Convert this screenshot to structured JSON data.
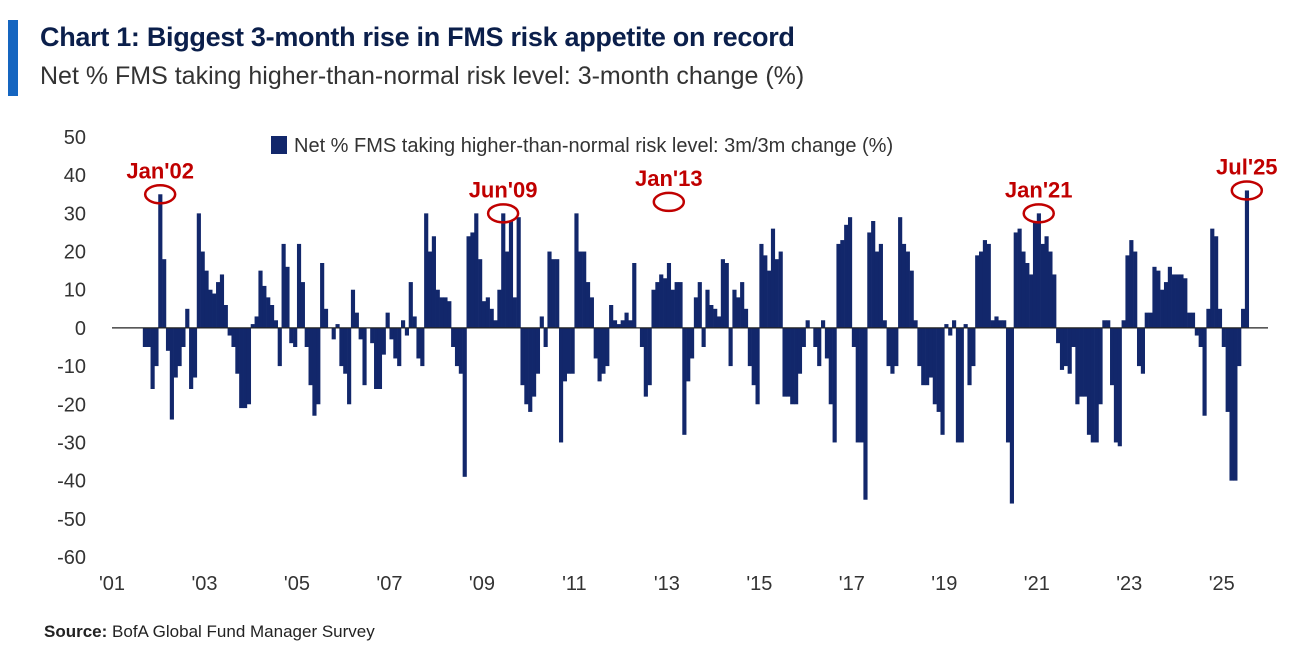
{
  "header": {
    "title": "Chart 1: Biggest 3-month rise in FMS risk appetite on record",
    "subtitle": "Net % FMS taking higher-than-normal risk level: 3-month change (%)"
  },
  "footer": {
    "source_label": "Source:",
    "source_text": "BofA Global Fund Manager Survey"
  },
  "colors": {
    "accent": "#1565c0",
    "bars": "#12276b",
    "annotation": "#c00000",
    "title": "#0b1f4b"
  },
  "chart_data": {
    "type": "bar",
    "title": "",
    "xlabel": "",
    "ylabel": "",
    "x_start": "2001-01",
    "x_end": "2025-12",
    "ylim": [
      -60,
      50
    ],
    "yticks": [
      50,
      40,
      30,
      20,
      10,
      0,
      -10,
      -20,
      -30,
      -40,
      -50,
      -60
    ],
    "xticks": [
      "'01",
      "'03",
      "'05",
      "'07",
      "'09",
      "'11",
      "'13",
      "'15",
      "'17",
      "'19",
      "'21",
      "'23",
      "'25"
    ],
    "legend": {
      "label": "Net % FMS taking higher-than-normal risk level: 3m/3m change (%)",
      "position": "top"
    },
    "series": [
      {
        "name": "Net % FMS taking higher-than-normal risk level: 3m/3m change (%)",
        "points": [
          [
            "2001-09",
            -5
          ],
          [
            "2001-10",
            -5
          ],
          [
            "2001-11",
            -16
          ],
          [
            "2001-12",
            -10
          ],
          [
            "2002-01",
            35
          ],
          [
            "2002-02",
            18
          ],
          [
            "2002-03",
            -6
          ],
          [
            "2002-04",
            -24
          ],
          [
            "2002-05",
            -13
          ],
          [
            "2002-06",
            -10
          ],
          [
            "2002-07",
            -5
          ],
          [
            "2002-08",
            5
          ],
          [
            "2002-09",
            -16
          ],
          [
            "2002-10",
            -13
          ],
          [
            "2002-11",
            30
          ],
          [
            "2002-12",
            20
          ],
          [
            "2003-01",
            15
          ],
          [
            "2003-02",
            10
          ],
          [
            "2003-03",
            9
          ],
          [
            "2003-04",
            12
          ],
          [
            "2003-05",
            14
          ],
          [
            "2003-06",
            6
          ],
          [
            "2003-07",
            -2
          ],
          [
            "2003-08",
            -5
          ],
          [
            "2003-09",
            -12
          ],
          [
            "2003-10",
            -21
          ],
          [
            "2003-11",
            -21
          ],
          [
            "2003-12",
            -20
          ],
          [
            "2004-01",
            1
          ],
          [
            "2004-02",
            3
          ],
          [
            "2004-03",
            15
          ],
          [
            "2004-04",
            11
          ],
          [
            "2004-05",
            8
          ],
          [
            "2004-06",
            6
          ],
          [
            "2004-07",
            2
          ],
          [
            "2004-08",
            -10
          ],
          [
            "2004-09",
            22
          ],
          [
            "2004-10",
            16
          ],
          [
            "2004-11",
            -4
          ],
          [
            "2004-12",
            -5
          ],
          [
            "2005-01",
            22
          ],
          [
            "2005-02",
            12
          ],
          [
            "2005-03",
            -5
          ],
          [
            "2005-04",
            -15
          ],
          [
            "2005-05",
            -23
          ],
          [
            "2005-06",
            -20
          ],
          [
            "2005-07",
            17
          ],
          [
            "2005-08",
            5
          ],
          [
            "2005-09",
            0
          ],
          [
            "2005-10",
            -3
          ],
          [
            "2005-11",
            1
          ],
          [
            "2005-12",
            -10
          ],
          [
            "2006-01",
            -12
          ],
          [
            "2006-02",
            -20
          ],
          [
            "2006-03",
            10
          ],
          [
            "2006-04",
            4
          ],
          [
            "2006-05",
            -3
          ],
          [
            "2006-06",
            -15
          ],
          [
            "2006-07",
            0
          ],
          [
            "2006-08",
            -4
          ],
          [
            "2006-09",
            -16
          ],
          [
            "2006-10",
            -16
          ],
          [
            "2006-11",
            -7
          ],
          [
            "2006-12",
            4
          ],
          [
            "2007-01",
            -3
          ],
          [
            "2007-02",
            -8
          ],
          [
            "2007-03",
            -10
          ],
          [
            "2007-04",
            2
          ],
          [
            "2007-05",
            -2
          ],
          [
            "2007-06",
            12
          ],
          [
            "2007-07",
            3
          ],
          [
            "2007-08",
            -8
          ],
          [
            "2007-09",
            -10
          ],
          [
            "2007-10",
            30
          ],
          [
            "2007-11",
            20
          ],
          [
            "2007-12",
            24
          ],
          [
            "2008-01",
            10
          ],
          [
            "2008-02",
            8
          ],
          [
            "2008-03",
            8
          ],
          [
            "2008-04",
            7
          ],
          [
            "2008-05",
            -5
          ],
          [
            "2008-06",
            -10
          ],
          [
            "2008-07",
            -12
          ],
          [
            "2008-08",
            -39
          ],
          [
            "2008-09",
            24
          ],
          [
            "2008-10",
            25
          ],
          [
            "2008-11",
            30
          ],
          [
            "2008-12",
            18
          ],
          [
            "2009-01",
            7
          ],
          [
            "2009-02",
            8
          ],
          [
            "2009-03",
            5
          ],
          [
            "2009-04",
            2
          ],
          [
            "2009-05",
            10
          ],
          [
            "2009-06",
            30
          ],
          [
            "2009-07",
            20
          ],
          [
            "2009-08",
            28
          ],
          [
            "2009-09",
            8
          ],
          [
            "2009-10",
            29
          ],
          [
            "2009-11",
            -15
          ],
          [
            "2009-12",
            -20
          ],
          [
            "2010-01",
            -22
          ],
          [
            "2010-02",
            -18
          ],
          [
            "2010-03",
            -12
          ],
          [
            "2010-04",
            3
          ],
          [
            "2010-05",
            -5
          ],
          [
            "2010-06",
            20
          ],
          [
            "2010-07",
            18
          ],
          [
            "2010-08",
            18
          ],
          [
            "2010-09",
            -30
          ],
          [
            "2010-10",
            -14
          ],
          [
            "2010-11",
            -12
          ],
          [
            "2010-12",
            -12
          ],
          [
            "2011-01",
            30
          ],
          [
            "2011-02",
            20
          ],
          [
            "2011-03",
            20
          ],
          [
            "2011-04",
            12
          ],
          [
            "2011-05",
            8
          ],
          [
            "2011-06",
            -8
          ],
          [
            "2011-07",
            -14
          ],
          [
            "2011-08",
            -12
          ],
          [
            "2011-09",
            -10
          ],
          [
            "2011-10",
            6
          ],
          [
            "2011-11",
            2
          ],
          [
            "2011-12",
            1
          ],
          [
            "2012-01",
            2
          ],
          [
            "2012-02",
            4
          ],
          [
            "2012-03",
            2
          ],
          [
            "2012-04",
            17
          ],
          [
            "2012-05",
            0
          ],
          [
            "2012-06",
            -5
          ],
          [
            "2012-07",
            -18
          ],
          [
            "2012-08",
            -15
          ],
          [
            "2012-09",
            10
          ],
          [
            "2012-10",
            12
          ],
          [
            "2012-11",
            14
          ],
          [
            "2012-12",
            13
          ],
          [
            "2013-01",
            17
          ],
          [
            "2013-02",
            10
          ],
          [
            "2013-03",
            12
          ],
          [
            "2013-04",
            12
          ],
          [
            "2013-05",
            -28
          ],
          [
            "2013-06",
            -14
          ],
          [
            "2013-07",
            -8
          ],
          [
            "2013-08",
            8
          ],
          [
            "2013-09",
            12
          ],
          [
            "2013-10",
            -5
          ],
          [
            "2013-11",
            10
          ],
          [
            "2013-12",
            6
          ],
          [
            "2014-01",
            5
          ],
          [
            "2014-02",
            3
          ],
          [
            "2014-03",
            18
          ],
          [
            "2014-04",
            17
          ],
          [
            "2014-05",
            -10
          ],
          [
            "2014-06",
            10
          ],
          [
            "2014-07",
            8
          ],
          [
            "2014-08",
            12
          ],
          [
            "2014-09",
            5
          ],
          [
            "2014-10",
            -10
          ],
          [
            "2014-11",
            -15
          ],
          [
            "2014-12",
            -20
          ],
          [
            "2015-01",
            22
          ],
          [
            "2015-02",
            19
          ],
          [
            "2015-03",
            15
          ],
          [
            "2015-04",
            26
          ],
          [
            "2015-05",
            18
          ],
          [
            "2015-06",
            20
          ],
          [
            "2015-07",
            -18
          ],
          [
            "2015-08",
            -18
          ],
          [
            "2015-09",
            -20
          ],
          [
            "2015-10",
            -20
          ],
          [
            "2015-11",
            -12
          ],
          [
            "2015-12",
            -5
          ],
          [
            "2016-01",
            2
          ],
          [
            "2016-02",
            0
          ],
          [
            "2016-03",
            -5
          ],
          [
            "2016-04",
            -10
          ],
          [
            "2016-05",
            2
          ],
          [
            "2016-06",
            -8
          ],
          [
            "2016-07",
            -20
          ],
          [
            "2016-08",
            -30
          ],
          [
            "2016-09",
            22
          ],
          [
            "2016-10",
            23
          ],
          [
            "2016-11",
            27
          ],
          [
            "2016-12",
            29
          ],
          [
            "2017-01",
            -5
          ],
          [
            "2017-02",
            -30
          ],
          [
            "2017-03",
            -30
          ],
          [
            "2017-04",
            -45
          ],
          [
            "2017-05",
            25
          ],
          [
            "2017-06",
            28
          ],
          [
            "2017-07",
            20
          ],
          [
            "2017-08",
            22
          ],
          [
            "2017-09",
            2
          ],
          [
            "2017-10",
            -10
          ],
          [
            "2017-11",
            -12
          ],
          [
            "2017-12",
            -10
          ],
          [
            "2018-01",
            29
          ],
          [
            "2018-02",
            22
          ],
          [
            "2018-03",
            20
          ],
          [
            "2018-04",
            15
          ],
          [
            "2018-05",
            2
          ],
          [
            "2018-06",
            -10
          ],
          [
            "2018-07",
            -15
          ],
          [
            "2018-08",
            -15
          ],
          [
            "2018-09",
            -13
          ],
          [
            "2018-10",
            -20
          ],
          [
            "2018-11",
            -22
          ],
          [
            "2018-12",
            -28
          ],
          [
            "2019-01",
            1
          ],
          [
            "2019-02",
            -2
          ],
          [
            "2019-03",
            2
          ],
          [
            "2019-04",
            -30
          ],
          [
            "2019-05",
            -30
          ],
          [
            "2019-06",
            1
          ],
          [
            "2019-07",
            -15
          ],
          [
            "2019-08",
            -10
          ],
          [
            "2019-09",
            19
          ],
          [
            "2019-10",
            20
          ],
          [
            "2019-11",
            23
          ],
          [
            "2019-12",
            22
          ],
          [
            "2020-01",
            2
          ],
          [
            "2020-02",
            3
          ],
          [
            "2020-03",
            2
          ],
          [
            "2020-04",
            2
          ],
          [
            "2020-05",
            -30
          ],
          [
            "2020-06",
            -46
          ],
          [
            "2020-07",
            25
          ],
          [
            "2020-08",
            26
          ],
          [
            "2020-09",
            20
          ],
          [
            "2020-10",
            17
          ],
          [
            "2020-11",
            14
          ],
          [
            "2020-12",
            28
          ],
          [
            "2021-01",
            30
          ],
          [
            "2021-02",
            22
          ],
          [
            "2021-03",
            24
          ],
          [
            "2021-04",
            20
          ],
          [
            "2021-05",
            14
          ],
          [
            "2021-06",
            -4
          ],
          [
            "2021-07",
            -11
          ],
          [
            "2021-08",
            -10
          ],
          [
            "2021-09",
            -12
          ],
          [
            "2021-10",
            -5
          ],
          [
            "2021-11",
            -20
          ],
          [
            "2021-12",
            -18
          ],
          [
            "2022-01",
            -18
          ],
          [
            "2022-02",
            -28
          ],
          [
            "2022-03",
            -30
          ],
          [
            "2022-04",
            -30
          ],
          [
            "2022-05",
            -20
          ],
          [
            "2022-06",
            2
          ],
          [
            "2022-07",
            2
          ],
          [
            "2022-08",
            -15
          ],
          [
            "2022-09",
            -30
          ],
          [
            "2022-10",
            -31
          ],
          [
            "2022-11",
            2
          ],
          [
            "2022-12",
            19
          ],
          [
            "2023-01",
            23
          ],
          [
            "2023-02",
            20
          ],
          [
            "2023-03",
            -10
          ],
          [
            "2023-04",
            -12
          ],
          [
            "2023-05",
            4
          ],
          [
            "2023-06",
            4
          ],
          [
            "2023-07",
            16
          ],
          [
            "2023-08",
            15
          ],
          [
            "2023-09",
            10
          ],
          [
            "2023-10",
            12
          ],
          [
            "2023-11",
            16
          ],
          [
            "2023-12",
            14
          ],
          [
            "2024-01",
            14
          ],
          [
            "2024-02",
            14
          ],
          [
            "2024-03",
            13
          ],
          [
            "2024-04",
            4
          ],
          [
            "2024-05",
            4
          ],
          [
            "2024-06",
            -2
          ],
          [
            "2024-07",
            -5
          ],
          [
            "2024-08",
            -23
          ],
          [
            "2024-09",
            5
          ],
          [
            "2024-10",
            26
          ],
          [
            "2024-11",
            24
          ],
          [
            "2024-12",
            5
          ],
          [
            "2025-01",
            -5
          ],
          [
            "2025-02",
            -22
          ],
          [
            "2025-03",
            -40
          ],
          [
            "2025-04",
            -40
          ],
          [
            "2025-05",
            -10
          ],
          [
            "2025-06",
            5
          ],
          [
            "2025-07",
            36
          ]
        ]
      }
    ],
    "annotations": [
      {
        "label": "Jan'02",
        "x": "2002-01",
        "y": 35
      },
      {
        "label": "Jun'09",
        "x": "2009-06",
        "y": 30
      },
      {
        "label": "Jan'13",
        "x": "2013-01",
        "y": 33
      },
      {
        "label": "Jan'21",
        "x": "2021-01",
        "y": 30
      },
      {
        "label": "Jul'25",
        "x": "2025-07",
        "y": 36
      }
    ]
  }
}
==========
TASK DESCRIPTION -
Where a line in the entries holds "taking", copy that line.

OUTPUT OF THE TASK -
    "subtitle": "Net % FMS taking higher-than-normal risk level: 3-month change (%)"
      "label": "Net % FMS taking higher-than-normal risk level: 3m/3m change (%)",
        "name": "Net % FMS taking higher-than-normal risk level: 3m/3m change (%)",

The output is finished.